WRITTEN TASK.
Answer with one number: how many lines hold "independence".

EXTRACTED MATERIAL.

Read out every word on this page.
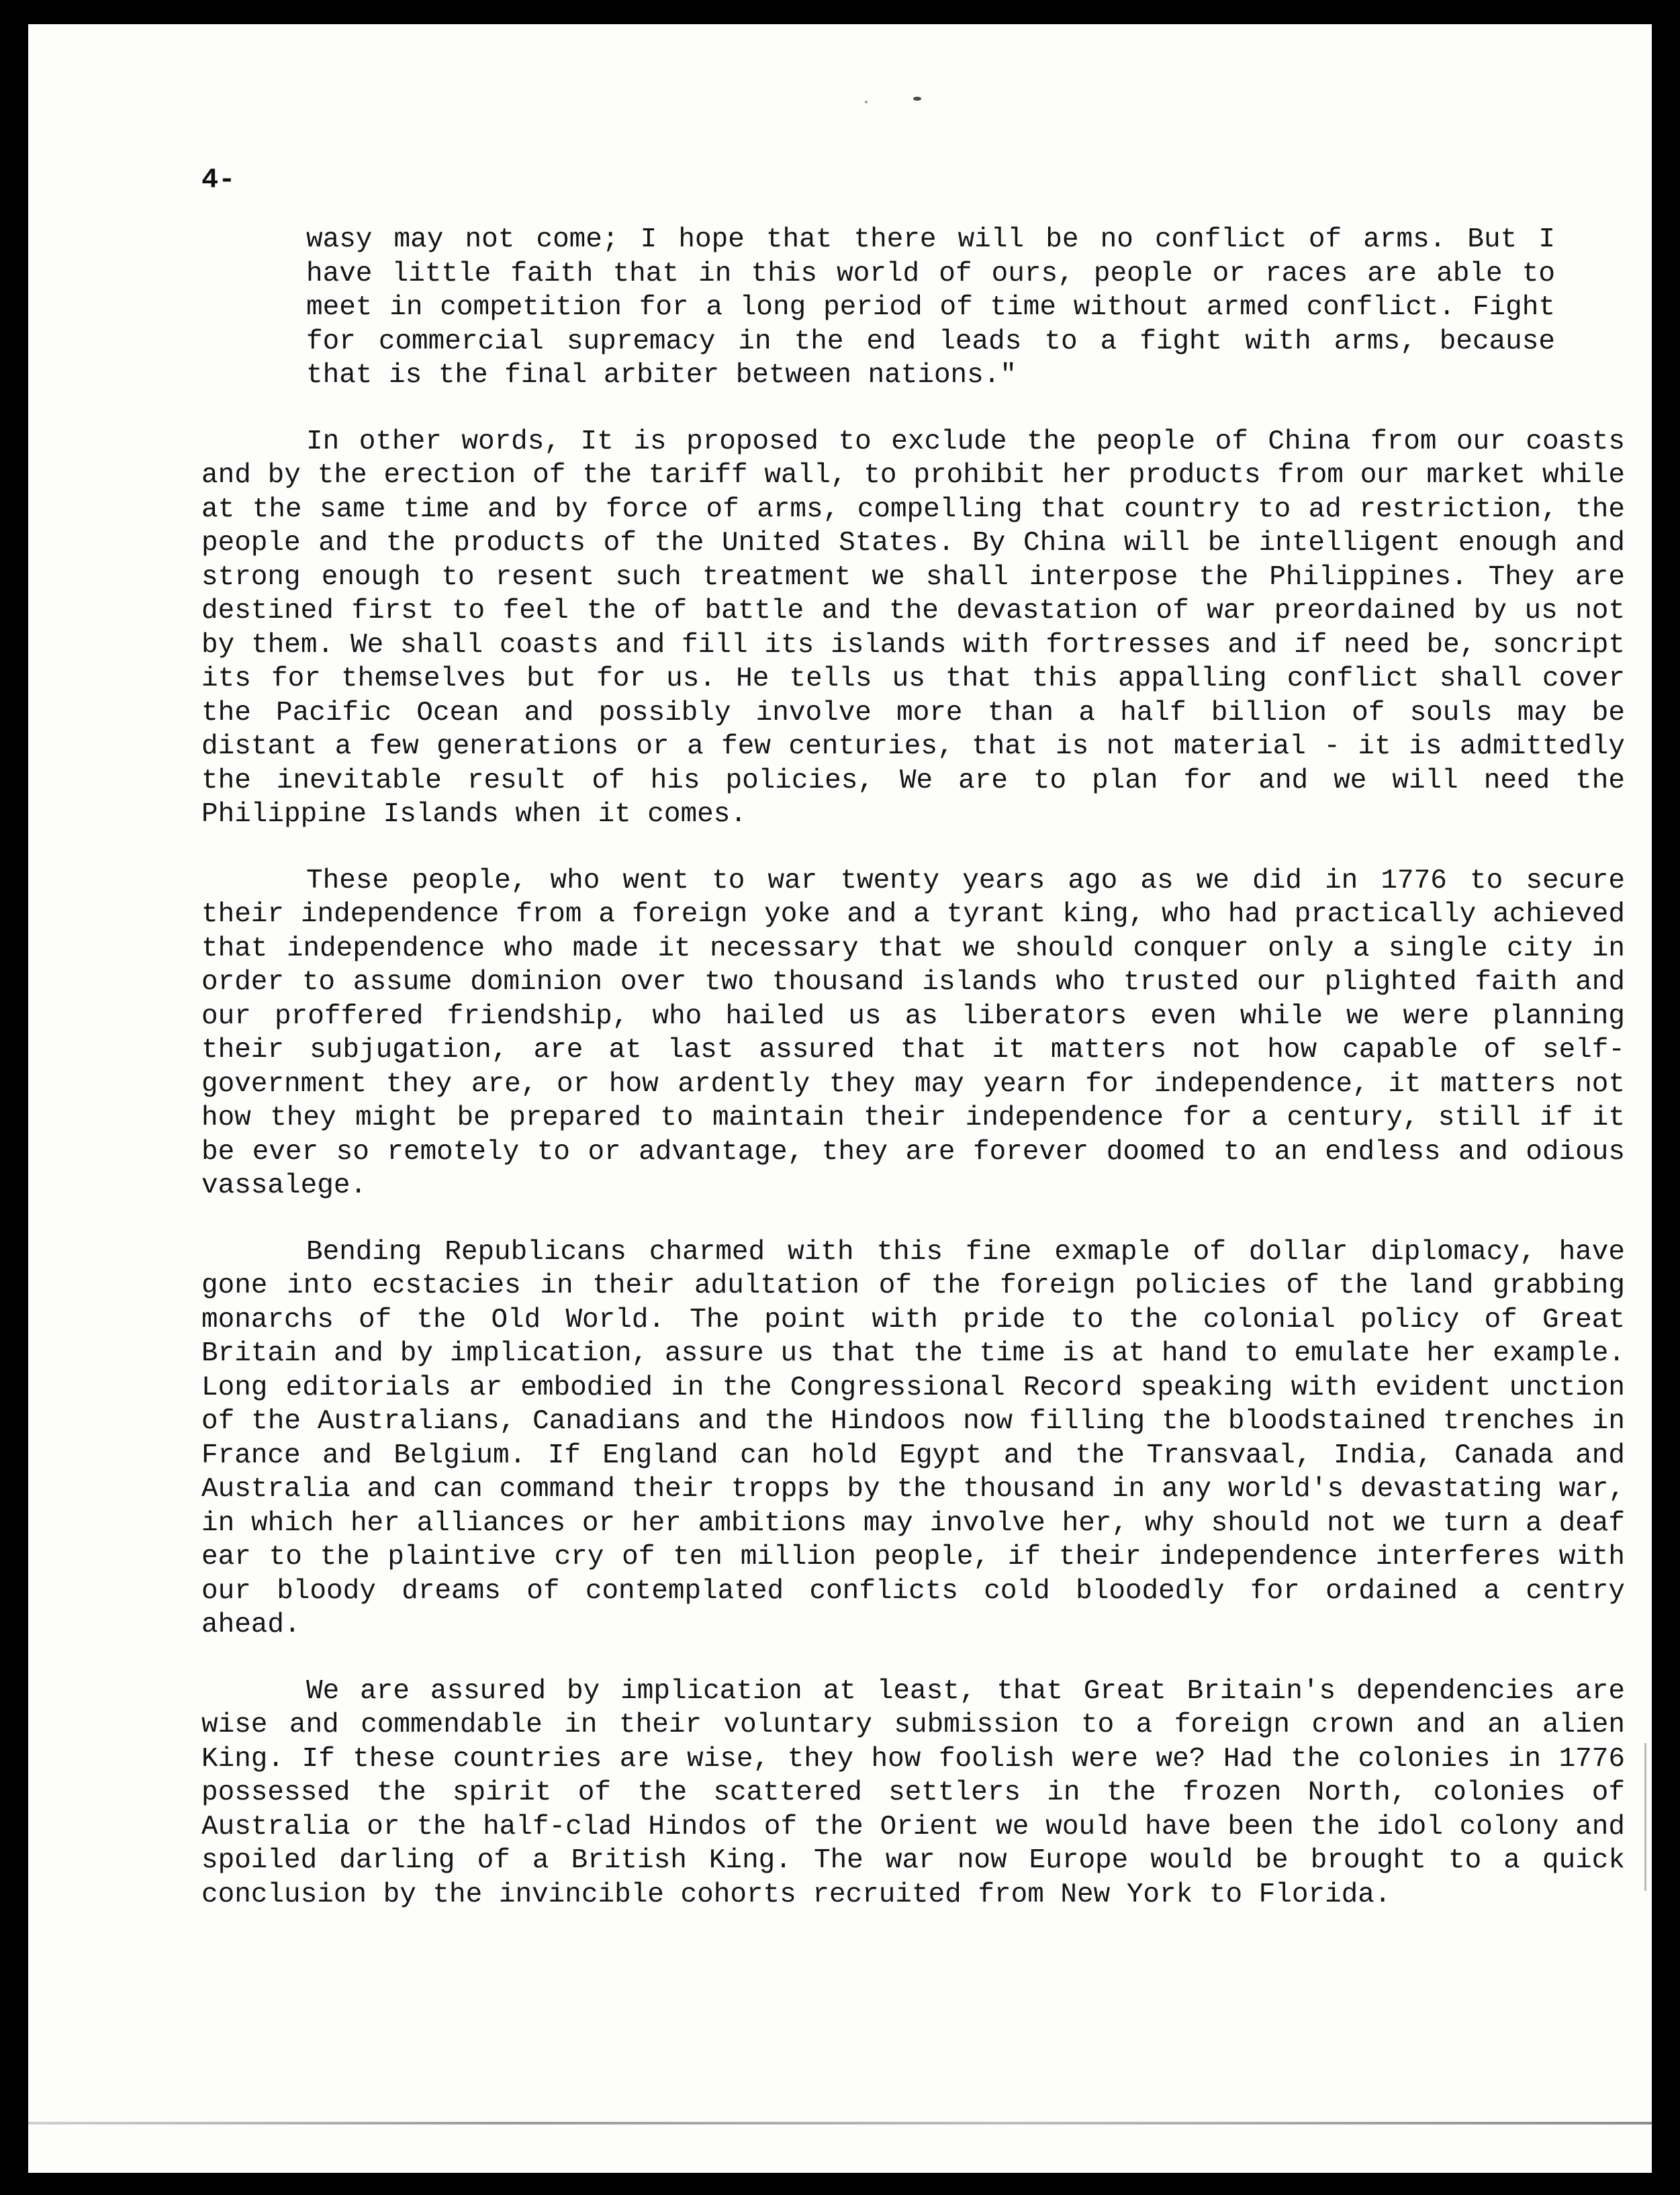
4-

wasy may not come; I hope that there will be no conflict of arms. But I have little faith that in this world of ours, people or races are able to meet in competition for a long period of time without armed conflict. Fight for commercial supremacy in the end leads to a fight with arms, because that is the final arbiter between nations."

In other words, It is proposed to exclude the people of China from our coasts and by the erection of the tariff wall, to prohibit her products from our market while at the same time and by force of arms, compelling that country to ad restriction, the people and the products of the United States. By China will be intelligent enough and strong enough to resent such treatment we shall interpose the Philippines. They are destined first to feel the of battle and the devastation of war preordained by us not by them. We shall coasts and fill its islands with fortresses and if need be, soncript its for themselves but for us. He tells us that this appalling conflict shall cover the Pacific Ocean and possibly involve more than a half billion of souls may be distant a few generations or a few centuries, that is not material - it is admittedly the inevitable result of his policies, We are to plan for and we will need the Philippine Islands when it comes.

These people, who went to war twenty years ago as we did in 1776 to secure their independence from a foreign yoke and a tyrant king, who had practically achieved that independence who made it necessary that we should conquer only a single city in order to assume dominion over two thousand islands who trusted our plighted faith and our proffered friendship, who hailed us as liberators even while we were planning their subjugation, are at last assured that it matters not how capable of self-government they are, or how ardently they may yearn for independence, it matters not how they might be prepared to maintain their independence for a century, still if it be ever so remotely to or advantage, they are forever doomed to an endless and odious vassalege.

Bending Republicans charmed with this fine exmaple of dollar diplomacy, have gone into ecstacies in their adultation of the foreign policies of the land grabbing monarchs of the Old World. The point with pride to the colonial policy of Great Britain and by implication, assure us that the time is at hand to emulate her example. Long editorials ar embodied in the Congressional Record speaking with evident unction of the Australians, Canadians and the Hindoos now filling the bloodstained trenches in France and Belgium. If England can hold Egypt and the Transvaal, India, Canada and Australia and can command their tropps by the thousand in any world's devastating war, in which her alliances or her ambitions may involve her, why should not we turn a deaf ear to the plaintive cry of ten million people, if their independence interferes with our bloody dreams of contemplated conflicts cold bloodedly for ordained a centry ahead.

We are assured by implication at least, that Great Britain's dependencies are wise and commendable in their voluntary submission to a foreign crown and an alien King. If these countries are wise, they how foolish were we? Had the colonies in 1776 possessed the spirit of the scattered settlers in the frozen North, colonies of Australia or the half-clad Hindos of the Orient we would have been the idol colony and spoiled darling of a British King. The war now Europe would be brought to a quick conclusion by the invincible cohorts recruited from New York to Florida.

--

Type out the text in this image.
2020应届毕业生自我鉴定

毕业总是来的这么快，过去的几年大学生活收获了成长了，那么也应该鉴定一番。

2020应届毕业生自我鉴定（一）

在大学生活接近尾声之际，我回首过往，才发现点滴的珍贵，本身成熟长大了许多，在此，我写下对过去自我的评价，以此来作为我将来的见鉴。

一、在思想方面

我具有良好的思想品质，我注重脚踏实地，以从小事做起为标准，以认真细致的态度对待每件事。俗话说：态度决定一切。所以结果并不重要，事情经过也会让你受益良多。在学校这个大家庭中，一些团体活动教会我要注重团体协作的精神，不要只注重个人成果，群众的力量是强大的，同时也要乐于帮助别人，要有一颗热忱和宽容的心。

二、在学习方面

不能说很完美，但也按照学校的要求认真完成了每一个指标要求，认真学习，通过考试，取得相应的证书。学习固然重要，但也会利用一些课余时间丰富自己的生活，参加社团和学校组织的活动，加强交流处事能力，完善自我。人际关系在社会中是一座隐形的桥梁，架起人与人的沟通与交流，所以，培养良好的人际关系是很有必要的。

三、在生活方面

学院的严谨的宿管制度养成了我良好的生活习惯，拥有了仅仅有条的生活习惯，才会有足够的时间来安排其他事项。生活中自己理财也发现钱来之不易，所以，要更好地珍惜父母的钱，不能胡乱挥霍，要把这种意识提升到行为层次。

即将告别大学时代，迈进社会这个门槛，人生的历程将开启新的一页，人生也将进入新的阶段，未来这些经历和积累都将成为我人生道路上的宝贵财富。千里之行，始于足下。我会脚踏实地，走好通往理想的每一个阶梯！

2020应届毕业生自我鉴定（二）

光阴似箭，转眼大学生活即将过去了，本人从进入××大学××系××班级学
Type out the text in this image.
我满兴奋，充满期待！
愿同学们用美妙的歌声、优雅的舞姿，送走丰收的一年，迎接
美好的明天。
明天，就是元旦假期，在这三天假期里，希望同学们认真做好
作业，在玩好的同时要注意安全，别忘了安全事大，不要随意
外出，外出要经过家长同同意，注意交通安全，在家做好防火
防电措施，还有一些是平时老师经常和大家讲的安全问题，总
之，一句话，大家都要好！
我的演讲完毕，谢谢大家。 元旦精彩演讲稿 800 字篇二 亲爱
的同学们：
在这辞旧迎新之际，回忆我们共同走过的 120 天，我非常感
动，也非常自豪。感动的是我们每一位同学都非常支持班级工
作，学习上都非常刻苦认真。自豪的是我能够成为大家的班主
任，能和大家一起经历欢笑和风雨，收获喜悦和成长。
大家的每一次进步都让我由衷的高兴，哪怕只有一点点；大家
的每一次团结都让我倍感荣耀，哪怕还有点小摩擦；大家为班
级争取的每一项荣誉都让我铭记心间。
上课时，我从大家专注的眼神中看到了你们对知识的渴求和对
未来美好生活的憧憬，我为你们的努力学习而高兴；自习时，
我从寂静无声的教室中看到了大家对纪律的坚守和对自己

RESPONSE.
2